═════ Provided passage ═════

Packages for text matching?

I’d like to write:

"$(First_Name).$(Last_Name),$(Age)" = "John.Smith,20"

with result

(First_Name = "John", Last_Name = "Smith", Age = 20 )

Any package that supports this pattern matching in text?

This does not directly address your question, but in case you have not considered regex capture groups yet:
m=match(r"(?<First_Name>\w+)\.(?<Last_Name>\w+),(?<Age>\d+)", "John.Smith,20")

3 Likes

Thanks Andreas.
That’s a great answer. I wish Regex was less verbose. But I guess it has to be to capture the many possibilities.

Its nice you can then write m[:Last_Name]
Seems you can’t convert m to a dict or named tuple though which is a pity.

But you can, can’t you?

julia> m=match(r"(?<First_Name>\w+)\.(?<Last_Name>\w+),(?<Age>\d+)", "John.Smith,20")
RegexMatch("John.Smith,20", First_Name="John", Last_Name="Smith", Age="20")

julia> Dict(keys(m) .=> m.captures)
Dict{String, SubString{String}} with 3 entries:
  "First_Name" => "John"
  "Last_Name"  => "Smith"
  "Age"        => "20"

julia> NamedTuple{Tuple(Symbol.(keys(m)))}(m.captures)
(First_Name = "John", Last_Name = "Smith", Age = "20")

Not sure of understanding but this sounds like a meta-programming task.
Example below:

str = """First_Name, Last_Name, Age = "John", "Smith", 20 """
eval(Meta.parse(str))

resulting in assignments:

julia> First_Name
"John"
julia> Last_Name
"Smith"
julia> Age
20

FWIW: Parse structured string to dictionary

The Python solution is nice and easy. Would be great to have this in a package!

Update:

The example of the OP would just be this in Python:

import parse
templ = "{First_Name}.{Last_Name}.{Age}"
dict = parse.parse(templ, "John.Smith,20")

It has few problems.

  1. It’ll work only in global scope, which may not be convenient
  2. It doesn’t scale well. What if you have file of strings to parse?
  3. It’s slow.
3 Likes

keys(m) doesn’t work for me. I think because m isn’t a dictionary. Am I missing a package ?

Probably it’s Julia version? Which one are you using?

1.6.0

This Python parse package seems really cool thanks Carsten.
Pity about the issues Andrey mentions.

Probably it was added only in 1.7

Then you can do this

julia> m=match(r"(?<First_Name>\w+)\.(?<Last_Name>\w+),(?<Age>\d+)", "John.Smith,20")
RegexMatch("John.Smith,20", First_Name="John", Last_Name="Smith", Age="20")

julia> kd = Base.PCRE.capture_names(m.regex.regex)
Dict{Int64,String} with 3 entries:
  2 => "Last_Name"
  3 => "Age"
  1 => "First_Name"

═════

**Exercise directions**. Rewrite everything in the Julia text-matching thread from "3. It’s slow." down to "issues Andrey mentions.", changing "dictionary" to "Dict object".

═════ Exercise data ═════

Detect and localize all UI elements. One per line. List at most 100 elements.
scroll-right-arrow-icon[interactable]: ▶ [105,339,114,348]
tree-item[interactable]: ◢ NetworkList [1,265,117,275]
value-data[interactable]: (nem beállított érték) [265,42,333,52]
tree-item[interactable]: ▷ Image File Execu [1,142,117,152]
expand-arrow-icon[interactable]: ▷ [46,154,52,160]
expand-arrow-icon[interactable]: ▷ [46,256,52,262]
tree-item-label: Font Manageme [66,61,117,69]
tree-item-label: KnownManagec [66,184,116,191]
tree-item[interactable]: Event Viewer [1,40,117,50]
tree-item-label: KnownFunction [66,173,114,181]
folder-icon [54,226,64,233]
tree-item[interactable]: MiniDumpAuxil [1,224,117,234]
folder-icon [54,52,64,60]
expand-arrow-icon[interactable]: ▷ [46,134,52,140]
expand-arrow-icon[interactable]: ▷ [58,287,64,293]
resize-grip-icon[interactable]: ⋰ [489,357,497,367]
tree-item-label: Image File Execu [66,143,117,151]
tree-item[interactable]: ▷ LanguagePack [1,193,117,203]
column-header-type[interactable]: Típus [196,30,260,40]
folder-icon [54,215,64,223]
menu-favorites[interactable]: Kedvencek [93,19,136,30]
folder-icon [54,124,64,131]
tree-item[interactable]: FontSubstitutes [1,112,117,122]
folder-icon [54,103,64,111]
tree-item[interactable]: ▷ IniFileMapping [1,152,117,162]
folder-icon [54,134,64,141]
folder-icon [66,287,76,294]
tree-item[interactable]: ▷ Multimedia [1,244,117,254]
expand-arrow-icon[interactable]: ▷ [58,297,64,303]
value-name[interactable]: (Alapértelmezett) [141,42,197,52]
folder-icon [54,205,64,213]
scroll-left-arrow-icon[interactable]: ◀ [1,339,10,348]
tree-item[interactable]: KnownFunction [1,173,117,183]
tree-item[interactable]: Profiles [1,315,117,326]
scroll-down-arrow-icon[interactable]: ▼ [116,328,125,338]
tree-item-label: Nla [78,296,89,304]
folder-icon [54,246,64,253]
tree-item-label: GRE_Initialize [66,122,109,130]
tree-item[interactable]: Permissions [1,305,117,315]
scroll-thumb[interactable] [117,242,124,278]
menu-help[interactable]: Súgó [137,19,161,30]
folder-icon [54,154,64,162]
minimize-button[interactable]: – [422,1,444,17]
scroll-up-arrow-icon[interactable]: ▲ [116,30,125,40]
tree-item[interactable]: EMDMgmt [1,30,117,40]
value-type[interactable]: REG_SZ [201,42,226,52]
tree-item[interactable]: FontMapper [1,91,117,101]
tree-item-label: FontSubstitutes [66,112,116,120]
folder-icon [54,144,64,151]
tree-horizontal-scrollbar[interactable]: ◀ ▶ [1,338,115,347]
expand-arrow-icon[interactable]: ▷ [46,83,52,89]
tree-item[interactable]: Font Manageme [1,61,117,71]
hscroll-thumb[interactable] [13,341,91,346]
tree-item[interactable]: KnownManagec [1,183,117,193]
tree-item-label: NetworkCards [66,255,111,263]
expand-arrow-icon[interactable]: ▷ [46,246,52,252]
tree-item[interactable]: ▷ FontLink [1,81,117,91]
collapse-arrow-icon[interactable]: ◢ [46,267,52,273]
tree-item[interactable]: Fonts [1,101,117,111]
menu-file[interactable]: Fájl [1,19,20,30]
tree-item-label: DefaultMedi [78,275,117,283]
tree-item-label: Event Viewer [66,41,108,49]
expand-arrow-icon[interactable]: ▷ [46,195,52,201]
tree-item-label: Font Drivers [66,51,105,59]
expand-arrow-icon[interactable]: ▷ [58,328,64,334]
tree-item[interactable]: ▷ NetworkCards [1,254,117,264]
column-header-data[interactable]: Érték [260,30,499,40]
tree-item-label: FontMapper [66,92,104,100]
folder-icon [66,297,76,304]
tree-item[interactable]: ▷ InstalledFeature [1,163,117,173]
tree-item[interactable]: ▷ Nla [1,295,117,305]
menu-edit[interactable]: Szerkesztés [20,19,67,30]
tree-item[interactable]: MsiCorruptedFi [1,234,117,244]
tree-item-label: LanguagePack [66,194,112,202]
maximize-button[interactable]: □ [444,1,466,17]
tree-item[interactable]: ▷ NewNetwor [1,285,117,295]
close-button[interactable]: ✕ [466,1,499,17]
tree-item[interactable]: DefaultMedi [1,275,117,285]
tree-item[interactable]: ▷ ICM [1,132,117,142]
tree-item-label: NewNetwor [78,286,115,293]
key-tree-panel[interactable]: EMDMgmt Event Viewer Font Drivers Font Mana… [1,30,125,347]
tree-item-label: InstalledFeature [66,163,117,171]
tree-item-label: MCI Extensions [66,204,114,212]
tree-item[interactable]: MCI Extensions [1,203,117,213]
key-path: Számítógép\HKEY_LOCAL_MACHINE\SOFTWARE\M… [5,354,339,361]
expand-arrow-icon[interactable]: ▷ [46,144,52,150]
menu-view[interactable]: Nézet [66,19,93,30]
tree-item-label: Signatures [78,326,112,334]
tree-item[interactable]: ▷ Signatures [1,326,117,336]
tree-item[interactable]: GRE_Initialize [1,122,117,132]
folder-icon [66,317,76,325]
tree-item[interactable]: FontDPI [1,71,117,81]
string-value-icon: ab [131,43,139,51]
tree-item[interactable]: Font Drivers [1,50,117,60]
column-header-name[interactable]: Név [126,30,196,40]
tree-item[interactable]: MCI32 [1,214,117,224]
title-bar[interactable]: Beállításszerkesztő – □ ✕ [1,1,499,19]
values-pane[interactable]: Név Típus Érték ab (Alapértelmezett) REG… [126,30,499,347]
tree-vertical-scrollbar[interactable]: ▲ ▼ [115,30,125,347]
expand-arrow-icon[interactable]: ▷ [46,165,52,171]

═════

**Written solution**.
3. It’s slow.
3 Likes

keys(m) doesn’t work for me. I think because m isn’t a Dict object. Am I missing a package ?

Probably it’s Julia version? Which one are you using?

1.6.0

This Python parse package seems really cool thanks Carsten.
Pity about the issues Andrey mentions.